--- BEGIN Given entries ---

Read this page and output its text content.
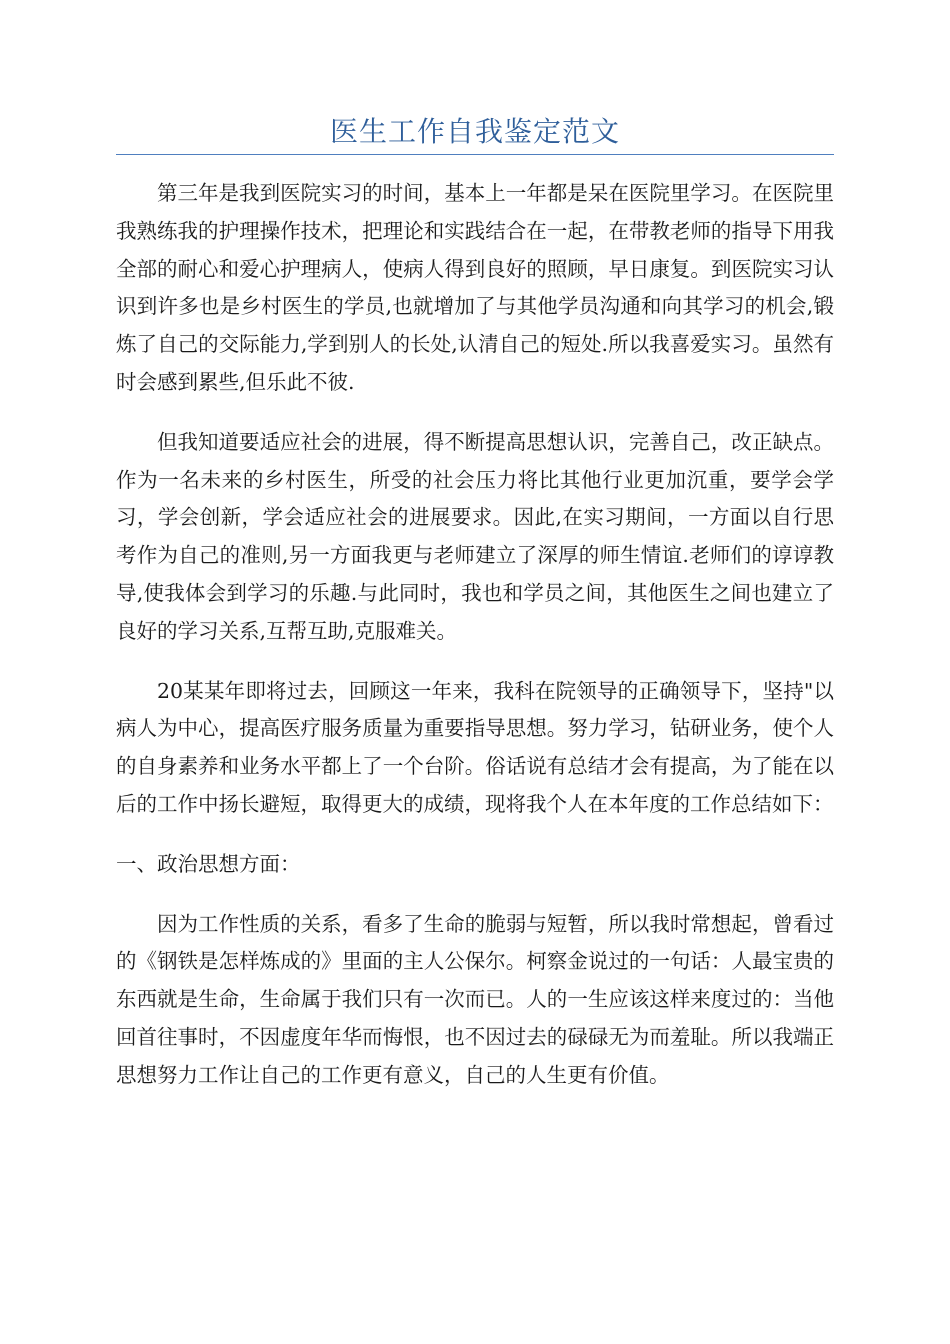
医生工作自我鉴定范文

第三年是我到医院实习的时间，基本上一年都是呆在医院里学习。在医院里我熟练我的护理操作技术，把理论和实践结合在一起，在带教老师的指导下用我全部的耐心和爱心护理病人，使病人得到良好的照顾，早日康复。到医院实习认识到许多也是乡村医生的学员,也就增加了与其他学员沟通和向其学习的机会,锻炼了自己的交际能力,学到别人的长处,认清自己的短处.所以我喜爱实习。虽然有时会感到累些,但乐此不彼.

但我知道要适应社会的进展，得不断提高思想认识，完善自己，改正缺点。作为一名未来的乡村医生，所受的社会压力将比其他行业更加沉重，要学会学习，学会创新，学会适应社会的进展要求。因此,在实习期间，一方面以自行思考作为自己的准则,另一方面我更与老师建立了深厚的师生情谊.老师们的谆谆教导,使我体会到学习的乐趣.与此同时，我也和学员之间，其他医生之间也建立了良好的学习关系,互帮互助,克服难关。

20某某年即将过去，回顾这一年来，我科在院领导的正确领导下，坚持"以病人为中心，提高医疗服务质量为重要指导思想。努力学习，钻研业务，使个人的自身素养和业务水平都上了一个台阶。俗话说有总结才会有提高，为了能在以后的工作中扬长避短，取得更大的成绩，现将我个人在本年度的工作总结如下：

一、政治思想方面：

因为工作性质的关系，看多了生命的脆弱与短暂，所以我时常想起，曾看过的《钢铁是怎样炼成的》里面的主人公保尔。柯察金说过的一句话：人最宝贵的东西就是生命，生命属于我们只有一次而已。人的一生应该这样来度过的：当他回首往事时，不因虚度年华而悔恨，也不因过去的碌碌无为而羞耻。所以我端正思想努力工作让自己的工作更有意义，自己的人生更有价值。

--- END Given entries ---

** Aim of the exercise **
Images must not appear in the copy; reproduce everything else in the records verbatim.

** Result of the task **
Read this page and output its text content.
医生工作自我鉴定范文

第三年是我到医院实习的时间，基本上一年都是呆在医院里学习。在医院里我熟练我的护理操作技术，把理论和实践结合在一起，在带教老师的指导下用我全部的耐心和爱心护理病人，使病人得到良好的照顾，早日康复。到医院实习认识到许多也是乡村医生的学员,也就增加了与其他学员沟通和向其学习的机会,锻炼了自己的交际能力,学到别人的长处,认清自己的短处.所以我喜爱实习。虽然有时会感到累些,但乐此不彼.

但我知道要适应社会的进展，得不断提高思想认识，完善自己，改正缺点。作为一名未来的乡村医生，所受的社会压力将比其他行业更加沉重，要学会学习，学会创新，学会适应社会的进展要求。因此,在实习期间，一方面以自行思考作为自己的准则,另一方面我更与老师建立了深厚的师生情谊.老师们的谆谆教导,使我体会到学习的乐趣.与此同时，我也和学员之间，其他医生之间也建立了良好的学习关系,互帮互助,克服难关。

20某某年即将过去，回顾这一年来，我科在院领导的正确领导下，坚持"以病人为中心，提高医疗服务质量为重要指导思想。努力学习，钻研业务，使个人的自身素养和业务水平都上了一个台阶。俗话说有总结才会有提高，为了能在以后的工作中扬长避短，取得更大的成绩，现将我个人在本年度的工作总结如下：

一、政治思想方面：

因为工作性质的关系，看多了生命的脆弱与短暂，所以我时常想起，曾看过的《钢铁是怎样炼成的》里面的主人公保尔。柯察金说过的一句话：人最宝贵的东西就是生命，生命属于我们只有一次而已。人的一生应该这样来度过的：当他回首往事时，不因虚度年华而悔恨，也不因过去的碌碌无为而羞耻。所以我端正思想努力工作让自己的工作更有意义，自己的人生更有价值。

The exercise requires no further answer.